Part of a data file
★ ★ ★

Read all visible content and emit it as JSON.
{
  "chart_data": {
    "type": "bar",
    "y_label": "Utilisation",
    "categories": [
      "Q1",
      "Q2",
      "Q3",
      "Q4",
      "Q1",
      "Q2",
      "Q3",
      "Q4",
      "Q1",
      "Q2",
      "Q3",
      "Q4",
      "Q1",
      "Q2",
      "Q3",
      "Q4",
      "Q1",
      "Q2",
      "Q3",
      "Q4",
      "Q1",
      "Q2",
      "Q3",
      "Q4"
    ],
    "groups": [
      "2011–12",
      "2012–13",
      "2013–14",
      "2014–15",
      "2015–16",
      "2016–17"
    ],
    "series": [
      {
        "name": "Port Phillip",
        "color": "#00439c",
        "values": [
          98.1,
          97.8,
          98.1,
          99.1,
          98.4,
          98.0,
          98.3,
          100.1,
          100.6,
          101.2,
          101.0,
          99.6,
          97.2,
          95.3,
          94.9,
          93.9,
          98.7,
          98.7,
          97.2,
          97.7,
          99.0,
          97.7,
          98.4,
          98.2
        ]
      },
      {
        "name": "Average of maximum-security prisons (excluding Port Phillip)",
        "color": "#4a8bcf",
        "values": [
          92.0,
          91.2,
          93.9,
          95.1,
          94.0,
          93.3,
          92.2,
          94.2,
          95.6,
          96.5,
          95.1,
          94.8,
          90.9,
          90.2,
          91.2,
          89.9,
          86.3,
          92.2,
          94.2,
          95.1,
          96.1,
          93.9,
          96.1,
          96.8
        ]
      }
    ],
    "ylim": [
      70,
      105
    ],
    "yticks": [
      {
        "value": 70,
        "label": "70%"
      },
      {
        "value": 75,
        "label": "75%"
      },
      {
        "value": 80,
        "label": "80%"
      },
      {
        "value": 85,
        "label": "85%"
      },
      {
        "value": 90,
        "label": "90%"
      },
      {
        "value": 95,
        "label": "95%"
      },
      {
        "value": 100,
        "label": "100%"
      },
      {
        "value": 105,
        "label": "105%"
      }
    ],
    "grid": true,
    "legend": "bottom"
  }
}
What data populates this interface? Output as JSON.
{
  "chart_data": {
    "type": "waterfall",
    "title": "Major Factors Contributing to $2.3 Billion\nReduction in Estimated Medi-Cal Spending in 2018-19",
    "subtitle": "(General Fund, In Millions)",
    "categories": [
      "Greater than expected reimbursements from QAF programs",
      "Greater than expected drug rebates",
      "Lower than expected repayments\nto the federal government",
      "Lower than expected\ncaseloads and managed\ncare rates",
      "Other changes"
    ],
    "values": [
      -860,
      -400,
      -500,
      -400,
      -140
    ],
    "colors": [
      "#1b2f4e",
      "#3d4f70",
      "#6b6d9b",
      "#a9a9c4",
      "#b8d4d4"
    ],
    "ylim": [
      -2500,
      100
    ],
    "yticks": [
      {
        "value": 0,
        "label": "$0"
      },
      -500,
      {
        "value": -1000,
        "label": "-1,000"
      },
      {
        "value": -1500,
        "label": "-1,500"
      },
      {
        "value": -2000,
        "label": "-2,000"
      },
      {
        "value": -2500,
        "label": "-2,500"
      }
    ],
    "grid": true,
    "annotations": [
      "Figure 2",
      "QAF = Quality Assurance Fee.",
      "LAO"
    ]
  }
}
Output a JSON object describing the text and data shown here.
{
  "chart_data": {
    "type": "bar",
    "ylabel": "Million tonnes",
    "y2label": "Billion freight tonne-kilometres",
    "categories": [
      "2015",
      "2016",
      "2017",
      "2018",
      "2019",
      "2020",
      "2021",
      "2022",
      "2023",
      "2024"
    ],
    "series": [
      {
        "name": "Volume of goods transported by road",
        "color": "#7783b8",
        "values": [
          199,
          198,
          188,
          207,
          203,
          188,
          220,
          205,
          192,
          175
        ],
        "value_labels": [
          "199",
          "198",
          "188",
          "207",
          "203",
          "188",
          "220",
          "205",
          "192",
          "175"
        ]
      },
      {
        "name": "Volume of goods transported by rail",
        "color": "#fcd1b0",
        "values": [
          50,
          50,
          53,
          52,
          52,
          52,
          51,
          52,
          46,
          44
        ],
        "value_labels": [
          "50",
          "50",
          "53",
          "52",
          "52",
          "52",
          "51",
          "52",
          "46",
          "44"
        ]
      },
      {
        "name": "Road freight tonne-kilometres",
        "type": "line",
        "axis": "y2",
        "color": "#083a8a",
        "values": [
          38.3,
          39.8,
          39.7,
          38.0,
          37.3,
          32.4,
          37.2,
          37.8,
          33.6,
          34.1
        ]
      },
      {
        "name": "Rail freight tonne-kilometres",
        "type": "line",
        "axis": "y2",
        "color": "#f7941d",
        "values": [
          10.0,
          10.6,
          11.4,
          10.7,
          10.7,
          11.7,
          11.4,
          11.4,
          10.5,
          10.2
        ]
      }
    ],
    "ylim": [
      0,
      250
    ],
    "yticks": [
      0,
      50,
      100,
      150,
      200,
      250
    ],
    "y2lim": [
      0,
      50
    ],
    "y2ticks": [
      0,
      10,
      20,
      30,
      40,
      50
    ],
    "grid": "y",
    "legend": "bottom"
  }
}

★ ★ ★

» **Required work**: Give every line of the material again, exactly as it reads.

» **The output**:
Read all visible content and emit it as JSON.
{
  "chart_data": {
    "type": "bar",
    "y_label": "Utilisation",
    "categories": [
      "Q1",
      "Q2",
      "Q3",
      "Q4",
      "Q1",
      "Q2",
      "Q3",
      "Q4",
      "Q1",
      "Q2",
      "Q3",
      "Q4",
      "Q1",
      "Q2",
      "Q3",
      "Q4",
      "Q1",
      "Q2",
      "Q3",
      "Q4",
      "Q1",
      "Q2",
      "Q3",
      "Q4"
    ],
    "groups": [
      "2011–12",
      "2012–13",
      "2013–14",
      "2014–15",
      "2015–16",
      "2016–17"
    ],
    "series": [
      {
        "name": "Port Phillip",
        "color": "#00439c",
        "values": [
          98.1,
          97.8,
          98.1,
          99.1,
          98.4,
          98.0,
          98.3,
          100.1,
          100.6,
          101.2,
          101.0,
          99.6,
          97.2,
          95.3,
          94.9,
          93.9,
          98.7,
          98.7,
          97.2,
          97.7,
          99.0,
          97.7,
          98.4,
          98.2
        ]
      },
      {
        "name": "Average of maximum-security prisons (excluding Port Phillip)",
        "color": "#4a8bcf",
        "values": [
          92.0,
          91.2,
          93.9,
          95.1,
          94.0,
          93.3,
          92.2,
          94.2,
          95.6,
          96.5,
          95.1,
          94.8,
          90.9,
          90.2,
          91.2,
          89.9,
          86.3,
          92.2,
          94.2,
          95.1,
          96.1,
          93.9,
          96.1,
          96.8
        ]
      }
    ],
    "ylim": [
      70,
      105
    ],
    "yticks": [
      {
        "value": 70,
        "label": "70%"
      },
      {
        "value": 75,
        "label": "75%"
      },
      {
        "value": 80,
        "label": "80%"
      },
      {
        "value": 85,
        "label": "85%"
      },
      {
        "value": 90,
        "label": "90%"
      },
      {
        "value": 95,
        "label": "95%"
      },
      {
        "value": 100,
        "label": "100%"
      },
      {
        "value": 105,
        "label": "105%"
      }
    ],
    "grid": true,
    "legend": "bottom"
  }
}
What data populates this interface? Output as JSON.
{
  "chart_data": {
    "type": "waterfall",
    "title": "Major Factors Contributing to $2.3 Billion\nReduction in Estimated Medi-Cal Spending in 2018-19",
    "subtitle": "(General Fund, In Millions)",
    "categories": [
      "Greater than expected reimbursements from QAF programs",
      "Greater than expected drug rebates",
      "Lower than expected repayments\nto the federal government",
      "Lower than expected\ncaseloads and managed\ncare rates",
      "Other changes"
    ],
    "values": [
      -860,
      -400,
      -500,
      -400,
      -140
    ],
    "colors": [
      "#1b2f4e",
      "#3d4f70",
      "#6b6d9b",
      "#a9a9c4",
      "#b8d4d4"
    ],
    "ylim": [
      -2500,
      100
    ],
    "yticks": [
      {
        "value": 0,
        "label": "$0"
      },
      -500,
      {
        "value": -1000,
        "label": "-1,000"
      },
      {
        "value": -1500,
        "label": "-1,500"
      },
      {
        "value": -2000,
        "label": "-2,000"
      },
      {
        "value": -2500,
        "label": "-2,500"
      }
    ],
    "grid": true,
    "annotations": [
      "Figure 2",
      "QAF = Quality Assurance Fee.",
      "LAO"
    ]
  }
}
Output a JSON object describing the text and data shown here.
{
  "chart_data": {
    "type": "bar",
    "ylabel": "Million tonnes",
    "y2label": "Billion freight tonne-kilometres",
    "categories": [
      "2015",
      "2016",
      "2017",
      "2018",
      "2019",
      "2020",
      "2021",
      "2022",
      "2023",
      "2024"
    ],
    "series": [
      {
        "name": "Volume of goods transported by road",
        "color": "#7783b8",
        "values": [
          199,
          198,
          188,
          207,
          203,
          188,
          220,
          205,
          192,
          175
        ],
        "value_labels": [
          "199",
          "198",
          "188",
          "207",
          "203",
          "188",
          "220",
          "205",
          "192",
          "175"
        ]
      },
      {
        "name": "Volume of goods transported by rail",
        "color": "#fcd1b0",
        "values": [
          50,
          50,
          53,
          52,
          52,
          52,
          51,
          52,
          46,
          44
        ],
        "value_labels": [
          "50",
          "50",
          "53",
          "52",
          "52",
          "52",
          "51",
          "52",
          "46",
          "44"
        ]
      },
      {
        "name": "Road freight tonne-kilometres",
        "type": "line",
        "axis": "y2",
        "color": "#083a8a",
        "values": [
          38.3,
          39.8,
          39.7,
          38.0,
          37.3,
          32.4,
          37.2,
          37.8,
          33.6,
          34.1
        ]
      },
      {
        "name": "Rail freight tonne-kilometres",
        "type": "line",
        "axis": "y2",
        "color": "#f7941d",
        "values": [
          10.0,
          10.6,
          11.4,
          10.7,
          10.7,
          11.7,
          11.4,
          11.4,
          10.5,
          10.2
        ]
      }
    ],
    "ylim": [
      0,
      250
    ],
    "yticks": [
      0,
      50,
      100,
      150,
      200,
      250
    ],
    "y2lim": [
      0,
      50
    ],
    "y2ticks": [
      0,
      10,
      20,
      30,
      40,
      50
    ],
    "grid": "y",
    "legend": "bottom"
  }
}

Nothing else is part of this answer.